-- Start Records provided --

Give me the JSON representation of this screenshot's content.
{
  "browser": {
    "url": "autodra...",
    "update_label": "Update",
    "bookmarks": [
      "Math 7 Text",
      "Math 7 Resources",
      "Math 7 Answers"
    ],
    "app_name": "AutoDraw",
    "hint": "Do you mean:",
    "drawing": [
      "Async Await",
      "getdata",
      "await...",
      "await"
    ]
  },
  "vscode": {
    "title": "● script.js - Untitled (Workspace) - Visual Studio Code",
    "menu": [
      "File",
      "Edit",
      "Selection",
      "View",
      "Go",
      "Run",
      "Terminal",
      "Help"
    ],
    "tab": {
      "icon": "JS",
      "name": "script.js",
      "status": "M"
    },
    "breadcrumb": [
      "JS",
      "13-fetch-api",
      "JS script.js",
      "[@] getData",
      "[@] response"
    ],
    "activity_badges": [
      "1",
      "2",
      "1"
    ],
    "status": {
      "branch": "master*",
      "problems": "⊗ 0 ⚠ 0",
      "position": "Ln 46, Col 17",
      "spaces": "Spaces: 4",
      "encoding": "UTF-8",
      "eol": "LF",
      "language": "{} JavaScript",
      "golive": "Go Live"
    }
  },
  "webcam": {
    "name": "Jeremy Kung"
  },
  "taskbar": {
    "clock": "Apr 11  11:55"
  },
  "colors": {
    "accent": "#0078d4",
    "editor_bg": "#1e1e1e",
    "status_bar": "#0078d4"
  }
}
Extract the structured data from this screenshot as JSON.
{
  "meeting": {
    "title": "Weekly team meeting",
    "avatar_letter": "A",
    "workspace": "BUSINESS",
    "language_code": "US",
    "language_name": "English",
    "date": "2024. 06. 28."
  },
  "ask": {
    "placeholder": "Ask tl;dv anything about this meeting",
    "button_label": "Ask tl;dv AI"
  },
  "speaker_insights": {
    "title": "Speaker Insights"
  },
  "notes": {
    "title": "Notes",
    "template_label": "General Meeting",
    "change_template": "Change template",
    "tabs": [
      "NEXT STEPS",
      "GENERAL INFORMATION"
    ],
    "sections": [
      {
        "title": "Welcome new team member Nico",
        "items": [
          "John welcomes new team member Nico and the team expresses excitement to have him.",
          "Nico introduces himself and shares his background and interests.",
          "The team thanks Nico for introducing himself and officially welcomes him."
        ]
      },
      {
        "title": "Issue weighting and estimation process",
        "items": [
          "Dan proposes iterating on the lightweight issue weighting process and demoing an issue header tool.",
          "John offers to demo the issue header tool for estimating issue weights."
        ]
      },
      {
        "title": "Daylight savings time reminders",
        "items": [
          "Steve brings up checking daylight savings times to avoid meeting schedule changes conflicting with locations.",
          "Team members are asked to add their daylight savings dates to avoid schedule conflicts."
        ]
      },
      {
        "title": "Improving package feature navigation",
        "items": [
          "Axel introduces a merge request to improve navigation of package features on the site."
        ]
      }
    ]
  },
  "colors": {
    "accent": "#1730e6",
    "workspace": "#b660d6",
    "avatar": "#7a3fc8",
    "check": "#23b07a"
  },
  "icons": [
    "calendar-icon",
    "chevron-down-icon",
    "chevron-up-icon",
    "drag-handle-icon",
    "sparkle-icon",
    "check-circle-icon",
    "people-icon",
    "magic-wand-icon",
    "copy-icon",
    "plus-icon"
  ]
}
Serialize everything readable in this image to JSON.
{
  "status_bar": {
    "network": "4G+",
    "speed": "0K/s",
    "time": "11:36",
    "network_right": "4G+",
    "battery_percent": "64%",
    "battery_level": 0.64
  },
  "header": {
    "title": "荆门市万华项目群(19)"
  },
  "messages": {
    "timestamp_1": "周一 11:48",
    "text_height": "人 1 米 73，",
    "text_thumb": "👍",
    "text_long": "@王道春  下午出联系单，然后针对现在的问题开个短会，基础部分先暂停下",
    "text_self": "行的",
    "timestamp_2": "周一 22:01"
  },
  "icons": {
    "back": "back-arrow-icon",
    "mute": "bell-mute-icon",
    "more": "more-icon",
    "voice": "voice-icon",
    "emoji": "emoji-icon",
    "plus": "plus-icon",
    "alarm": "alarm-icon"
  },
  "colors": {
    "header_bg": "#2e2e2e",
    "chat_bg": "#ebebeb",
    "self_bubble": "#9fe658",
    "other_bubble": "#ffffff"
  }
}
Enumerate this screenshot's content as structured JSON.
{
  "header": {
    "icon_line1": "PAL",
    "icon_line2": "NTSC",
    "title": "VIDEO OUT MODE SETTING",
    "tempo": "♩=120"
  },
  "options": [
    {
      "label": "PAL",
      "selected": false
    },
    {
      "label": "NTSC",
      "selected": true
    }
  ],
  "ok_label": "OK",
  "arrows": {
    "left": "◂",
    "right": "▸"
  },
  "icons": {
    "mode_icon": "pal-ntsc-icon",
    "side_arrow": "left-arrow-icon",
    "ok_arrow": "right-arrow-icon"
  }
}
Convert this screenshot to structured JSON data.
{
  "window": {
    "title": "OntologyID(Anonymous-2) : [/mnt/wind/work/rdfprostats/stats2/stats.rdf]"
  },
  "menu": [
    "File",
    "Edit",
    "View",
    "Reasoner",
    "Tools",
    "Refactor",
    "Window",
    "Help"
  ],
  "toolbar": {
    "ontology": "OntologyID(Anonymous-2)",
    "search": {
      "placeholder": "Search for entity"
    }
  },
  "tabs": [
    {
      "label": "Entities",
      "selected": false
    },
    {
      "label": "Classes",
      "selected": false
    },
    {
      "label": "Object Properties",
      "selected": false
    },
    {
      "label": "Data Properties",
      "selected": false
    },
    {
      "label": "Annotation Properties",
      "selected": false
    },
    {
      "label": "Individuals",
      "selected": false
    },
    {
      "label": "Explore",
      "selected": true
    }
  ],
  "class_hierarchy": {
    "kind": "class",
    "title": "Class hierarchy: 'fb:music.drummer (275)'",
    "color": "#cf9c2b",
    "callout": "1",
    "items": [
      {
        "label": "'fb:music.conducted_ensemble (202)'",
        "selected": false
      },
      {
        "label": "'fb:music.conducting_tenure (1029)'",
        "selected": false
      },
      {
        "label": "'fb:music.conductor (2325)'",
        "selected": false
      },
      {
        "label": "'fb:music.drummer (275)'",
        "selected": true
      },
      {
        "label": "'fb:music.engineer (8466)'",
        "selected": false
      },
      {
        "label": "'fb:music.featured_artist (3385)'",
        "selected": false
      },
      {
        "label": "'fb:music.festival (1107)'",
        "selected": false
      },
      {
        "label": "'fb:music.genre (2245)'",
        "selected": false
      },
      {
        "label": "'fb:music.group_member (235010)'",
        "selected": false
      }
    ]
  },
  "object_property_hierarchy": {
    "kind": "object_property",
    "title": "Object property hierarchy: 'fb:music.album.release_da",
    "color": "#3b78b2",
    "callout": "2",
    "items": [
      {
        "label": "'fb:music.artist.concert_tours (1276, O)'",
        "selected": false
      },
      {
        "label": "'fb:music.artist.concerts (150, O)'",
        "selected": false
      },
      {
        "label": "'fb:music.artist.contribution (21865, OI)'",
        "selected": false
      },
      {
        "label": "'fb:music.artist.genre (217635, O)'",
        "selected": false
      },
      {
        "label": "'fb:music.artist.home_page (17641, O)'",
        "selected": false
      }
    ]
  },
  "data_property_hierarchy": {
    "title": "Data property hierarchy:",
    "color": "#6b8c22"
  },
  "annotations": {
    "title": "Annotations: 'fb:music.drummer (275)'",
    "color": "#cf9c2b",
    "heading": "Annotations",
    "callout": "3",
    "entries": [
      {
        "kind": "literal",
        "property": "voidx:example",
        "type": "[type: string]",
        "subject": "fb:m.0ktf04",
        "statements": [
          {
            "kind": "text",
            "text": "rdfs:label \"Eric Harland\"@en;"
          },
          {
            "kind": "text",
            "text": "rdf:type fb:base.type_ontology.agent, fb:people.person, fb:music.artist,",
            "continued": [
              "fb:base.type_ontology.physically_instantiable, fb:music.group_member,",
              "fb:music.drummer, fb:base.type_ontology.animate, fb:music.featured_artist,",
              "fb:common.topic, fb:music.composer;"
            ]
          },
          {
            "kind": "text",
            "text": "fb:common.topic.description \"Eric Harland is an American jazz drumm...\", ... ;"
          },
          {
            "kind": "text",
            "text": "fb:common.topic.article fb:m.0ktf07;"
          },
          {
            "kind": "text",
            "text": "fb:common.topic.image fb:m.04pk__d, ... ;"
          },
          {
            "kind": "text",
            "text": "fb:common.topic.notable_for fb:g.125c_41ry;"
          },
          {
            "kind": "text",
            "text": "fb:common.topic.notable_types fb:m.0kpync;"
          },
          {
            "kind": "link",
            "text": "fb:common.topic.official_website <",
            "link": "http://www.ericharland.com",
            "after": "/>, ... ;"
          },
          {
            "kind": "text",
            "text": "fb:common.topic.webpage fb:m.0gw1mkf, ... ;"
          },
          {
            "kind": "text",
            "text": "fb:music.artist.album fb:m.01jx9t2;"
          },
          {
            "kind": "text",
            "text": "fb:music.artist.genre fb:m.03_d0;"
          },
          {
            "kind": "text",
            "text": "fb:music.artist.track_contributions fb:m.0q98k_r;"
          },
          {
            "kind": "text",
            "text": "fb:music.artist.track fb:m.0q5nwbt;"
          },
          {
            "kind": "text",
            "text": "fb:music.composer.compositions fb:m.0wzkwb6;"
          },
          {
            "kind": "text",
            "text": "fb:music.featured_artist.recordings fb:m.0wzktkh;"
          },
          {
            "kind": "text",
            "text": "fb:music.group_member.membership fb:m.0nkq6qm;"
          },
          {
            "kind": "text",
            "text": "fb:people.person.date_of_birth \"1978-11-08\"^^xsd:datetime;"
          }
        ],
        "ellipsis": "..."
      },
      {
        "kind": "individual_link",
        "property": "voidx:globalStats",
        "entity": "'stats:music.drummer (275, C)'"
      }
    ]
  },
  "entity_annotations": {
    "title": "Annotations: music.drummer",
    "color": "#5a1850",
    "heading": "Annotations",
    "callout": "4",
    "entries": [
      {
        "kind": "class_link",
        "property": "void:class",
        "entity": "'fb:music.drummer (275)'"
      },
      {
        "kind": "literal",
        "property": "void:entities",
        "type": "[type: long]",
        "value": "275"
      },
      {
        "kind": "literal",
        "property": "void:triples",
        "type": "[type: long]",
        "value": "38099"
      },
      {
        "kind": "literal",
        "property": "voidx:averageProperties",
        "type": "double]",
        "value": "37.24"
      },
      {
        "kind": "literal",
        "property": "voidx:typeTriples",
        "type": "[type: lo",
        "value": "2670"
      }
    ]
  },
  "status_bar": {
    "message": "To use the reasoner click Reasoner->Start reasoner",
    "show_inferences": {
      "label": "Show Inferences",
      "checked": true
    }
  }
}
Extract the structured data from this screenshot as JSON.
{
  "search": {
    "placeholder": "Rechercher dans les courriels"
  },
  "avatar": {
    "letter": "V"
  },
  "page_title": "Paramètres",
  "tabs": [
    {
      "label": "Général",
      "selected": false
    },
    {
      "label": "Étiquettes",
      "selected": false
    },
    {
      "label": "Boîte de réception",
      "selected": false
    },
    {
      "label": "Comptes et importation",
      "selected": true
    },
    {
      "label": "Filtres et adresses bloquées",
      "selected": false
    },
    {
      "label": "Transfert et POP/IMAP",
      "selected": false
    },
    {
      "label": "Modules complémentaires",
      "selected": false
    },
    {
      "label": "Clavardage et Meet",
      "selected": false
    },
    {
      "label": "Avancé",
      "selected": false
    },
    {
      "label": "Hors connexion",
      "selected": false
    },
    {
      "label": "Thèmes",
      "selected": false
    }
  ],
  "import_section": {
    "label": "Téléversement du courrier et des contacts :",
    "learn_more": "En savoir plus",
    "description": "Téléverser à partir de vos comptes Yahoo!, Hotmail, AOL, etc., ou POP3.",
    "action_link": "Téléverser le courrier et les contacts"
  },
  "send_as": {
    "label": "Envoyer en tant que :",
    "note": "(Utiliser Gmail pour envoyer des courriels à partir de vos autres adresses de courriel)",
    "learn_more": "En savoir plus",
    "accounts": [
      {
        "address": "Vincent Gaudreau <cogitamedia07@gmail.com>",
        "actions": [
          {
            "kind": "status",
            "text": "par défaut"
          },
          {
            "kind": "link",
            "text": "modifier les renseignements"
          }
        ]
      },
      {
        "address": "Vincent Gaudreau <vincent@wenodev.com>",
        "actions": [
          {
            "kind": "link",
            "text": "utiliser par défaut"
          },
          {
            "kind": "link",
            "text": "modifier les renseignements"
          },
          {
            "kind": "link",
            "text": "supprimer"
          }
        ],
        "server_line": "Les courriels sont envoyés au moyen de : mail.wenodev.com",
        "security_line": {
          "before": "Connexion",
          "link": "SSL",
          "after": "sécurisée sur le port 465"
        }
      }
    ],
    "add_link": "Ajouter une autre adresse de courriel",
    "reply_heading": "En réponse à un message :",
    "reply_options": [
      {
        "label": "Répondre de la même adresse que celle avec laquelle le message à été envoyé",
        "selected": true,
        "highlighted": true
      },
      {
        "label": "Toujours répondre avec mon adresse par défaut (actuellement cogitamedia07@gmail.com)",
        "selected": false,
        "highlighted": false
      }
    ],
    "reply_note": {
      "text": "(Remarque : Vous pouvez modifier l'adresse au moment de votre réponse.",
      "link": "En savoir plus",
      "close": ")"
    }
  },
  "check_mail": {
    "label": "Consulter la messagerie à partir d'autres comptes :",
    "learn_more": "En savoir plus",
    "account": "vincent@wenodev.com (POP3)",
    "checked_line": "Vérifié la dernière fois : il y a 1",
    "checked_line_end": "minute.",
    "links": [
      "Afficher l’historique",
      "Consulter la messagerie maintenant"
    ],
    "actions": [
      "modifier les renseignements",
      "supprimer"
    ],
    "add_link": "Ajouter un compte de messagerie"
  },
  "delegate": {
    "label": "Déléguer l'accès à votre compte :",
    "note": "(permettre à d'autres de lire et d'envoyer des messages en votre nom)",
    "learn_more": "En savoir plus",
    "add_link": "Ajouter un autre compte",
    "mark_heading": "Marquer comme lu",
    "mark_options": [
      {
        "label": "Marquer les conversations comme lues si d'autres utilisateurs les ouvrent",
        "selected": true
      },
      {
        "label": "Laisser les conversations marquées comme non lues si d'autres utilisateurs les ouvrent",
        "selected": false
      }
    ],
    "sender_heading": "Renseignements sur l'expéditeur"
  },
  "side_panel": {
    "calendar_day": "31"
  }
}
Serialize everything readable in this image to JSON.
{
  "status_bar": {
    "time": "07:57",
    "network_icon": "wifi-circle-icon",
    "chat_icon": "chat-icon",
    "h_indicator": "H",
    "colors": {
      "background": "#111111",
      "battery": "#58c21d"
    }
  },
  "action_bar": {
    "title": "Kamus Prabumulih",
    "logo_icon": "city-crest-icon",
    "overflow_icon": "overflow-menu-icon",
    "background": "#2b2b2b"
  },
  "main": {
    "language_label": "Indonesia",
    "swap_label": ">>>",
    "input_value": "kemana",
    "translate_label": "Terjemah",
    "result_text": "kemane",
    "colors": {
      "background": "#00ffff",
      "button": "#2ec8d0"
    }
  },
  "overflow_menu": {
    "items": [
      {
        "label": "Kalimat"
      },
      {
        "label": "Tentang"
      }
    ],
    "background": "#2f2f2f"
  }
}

-- End Records provided --

* Instructions to follow:
Find the lines containing "Anonymous" and list every one of them.

* Reply:
    "title": "OntologyID(Anonymous-2) : [/mnt/wind/work/rdfprostats/stats2/stats.rdf]"
    "ontology": "OntologyID(Anonymous-2)",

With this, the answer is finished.